• Short problem: Every entry must be repeated exactly. Exclude all pictures.
===== Exercise materials =====
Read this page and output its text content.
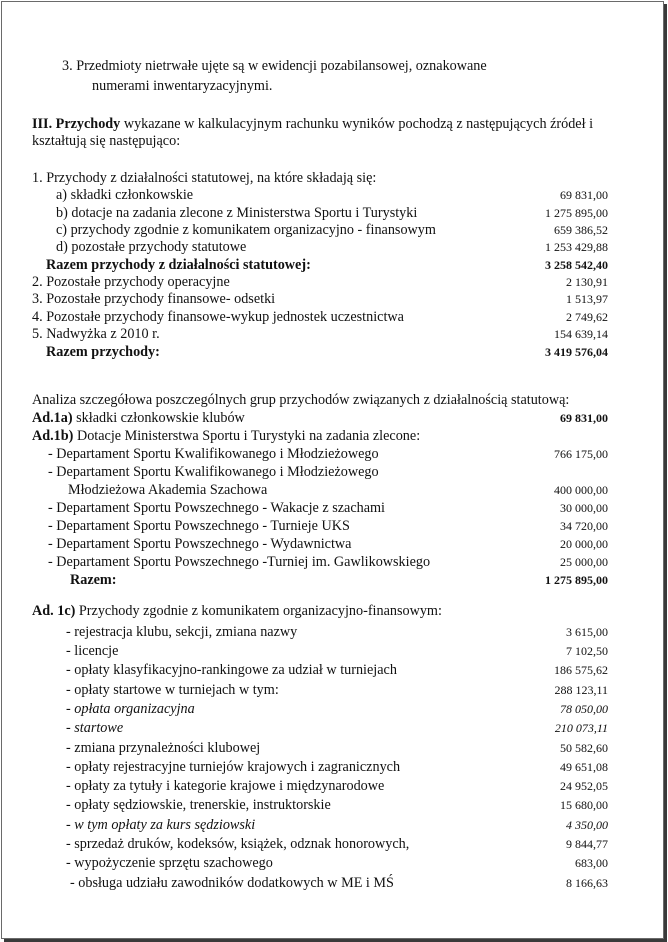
3. Przedmioty nietrwałe ujęte są w ewidencji pozabilansowej, oznakowane
numerami inwentaryzacyjnymi.
III. Przychody wykazane w kalkulacyjnym rachunku wyników pochodzą z następujących źródeł i
kształtują się następująco:
1. Przychody z działalności statutowej, na które składają się:
a) składki członkowskie	69 831,00
b) dotacje na zadania zlecone z Ministerstwa Sportu i Turystyki	1 275 895,00
c) przychody zgodnie z komunikatem organizacyjno - finansowym	659 386,52
d) pozostałe przychody statutowe	1 253 429,88
Razem przychody z działalności statutowej:	3 258 542,40
2. Pozostałe przychody operacyjne	2 130,91
3. Pozostałe przychody finansowe- odsetki	1 513,97
4. Pozostałe przychody finansowe-wykup jednostek uczestnictwa	2 749,62
5. Nadwyżka z 2010 r.	154 639,14
Razem przychody:	3 419 576,04
Analiza szczegółowa poszczególnych grup przychodów związanych z działalnością statutową:
Ad.1a) składki członkowskie klubów	69 831,00
Ad.1b) Dotacje Ministerstwa Sportu i Turystyki na zadania zlecone:
- Departament Sportu Kwalifikowanego i Młodzieżowego	766 175,00
- Departament Sportu Kwalifikowanego i Młodzieżowego
Młodzieżowa Akademia Szachowa	400 000,00
- Departament Sportu Powszechnego - Wakacje z szachami	30 000,00
- Departament Sportu Powszechnego - Turnieje UKS	34 720,00
- Departament Sportu Powszechnego - Wydawnictwa	20 000,00
- Departament Sportu Powszechnego -Turniej im. Gawlikowskiego	25 000,00
Razem:	1 275 895,00
Ad. 1c) Przychody zgodnie z komunikatem organizacyjno-finansowym:
- rejestracja klubu, sekcji, zmiana nazwy	3 615,00
- licencje	7 102,50
- opłaty klasyfikacyjno-rankingowe za udział w turniejach	186 575,62
- opłaty startowe w turniejach w tym:	288 123,11
- opłata organizacyjna	78 050,00
- startowe	210 073,11
- zmiana przynależności klubowej	50 582,60
- opłaty rejestracyjne turniejów krajowych i zagranicznych	49 651,08
- opłaty za tytuły i kategorie krajowe i międzynarodowe	24 952,05
- opłaty sędziowskie, trenerskie, instruktorskie	15 680,00
- w tym opłaty za kurs sędziowski	4 350,00
- sprzedaż druków, kodeksów, książek, odznak honorowych,	9 844,77
- wypożyczenie sprzętu szachowego	683,00
- obsługa udziału zawodników dodatkowych w ME i MŚ	8 166,63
=====
• Output for this task:
Read this page and output its text content.
3. Przedmioty nietrwałe ujęte są w ewidencji pozabilansowej, oznakowane
numerami inwentaryzacyjnymi.
III. Przychody wykazane w kalkulacyjnym rachunku wyników pochodzą z następujących źródeł i
kształtują się następująco:
1. Przychody z działalności statutowej, na które składają się:
a) składki członkowskie	69 831,00
b) dotacje na zadania zlecone z Ministerstwa Sportu i Turystyki	1 275 895,00
c) przychody zgodnie z komunikatem organizacyjno - finansowym	659 386,52
d) pozostałe przychody statutowe	1 253 429,88
Razem przychody z działalności statutowej:	3 258 542,40
2. Pozostałe przychody operacyjne	2 130,91
3. Pozostałe przychody finansowe- odsetki	1 513,97
4. Pozostałe przychody finansowe-wykup jednostek uczestnictwa	2 749,62
5. Nadwyżka z 2010 r.	154 639,14
Razem przychody:	3 419 576,04
Analiza szczegółowa poszczególnych grup przychodów związanych z działalnością statutową:
Ad.1a) składki członkowskie klubów	69 831,00
Ad.1b) Dotacje Ministerstwa Sportu i Turystyki na zadania zlecone:
- Departament Sportu Kwalifikowanego i Młodzieżowego	766 175,00
- Departament Sportu Kwalifikowanego i Młodzieżowego
Młodzieżowa Akademia Szachowa	400 000,00
- Departament Sportu Powszechnego - Wakacje z szachami	30 000,00
- Departament Sportu Powszechnego - Turnieje UKS	34 720,00
- Departament Sportu Powszechnego - Wydawnictwa	20 000,00
- Departament Sportu Powszechnego -Turniej im. Gawlikowskiego	25 000,00
Razem:	1 275 895,00
Ad. 1c) Przychody zgodnie z komunikatem organizacyjno-finansowym:
- rejestracja klubu, sekcji, zmiana nazwy	3 615,00
- licencje	7 102,50
- opłaty klasyfikacyjno-rankingowe za udział w turniejach	186 575,62
- opłaty startowe w turniejach w tym:	288 123,11
- opłata organizacyjna	78 050,00
- startowe	210 073,11
- zmiana przynależności klubowej	50 582,60
- opłaty rejestracyjne turniejów krajowych i zagranicznych	49 651,08
- opłaty za tytuły i kategorie krajowe i międzynarodowe	24 952,05
- opłaty sędziowskie, trenerskie, instruktorskie	15 680,00
- w tym opłaty za kurs sędziowski	4 350,00
- sprzedaż druków, kodeksów, książek, odznak honorowych,	9 844,77
- wypożyczenie sprzętu szachowego	683,00
- obsługa udziału zawodników dodatkowych w ME i MŚ	8 166,63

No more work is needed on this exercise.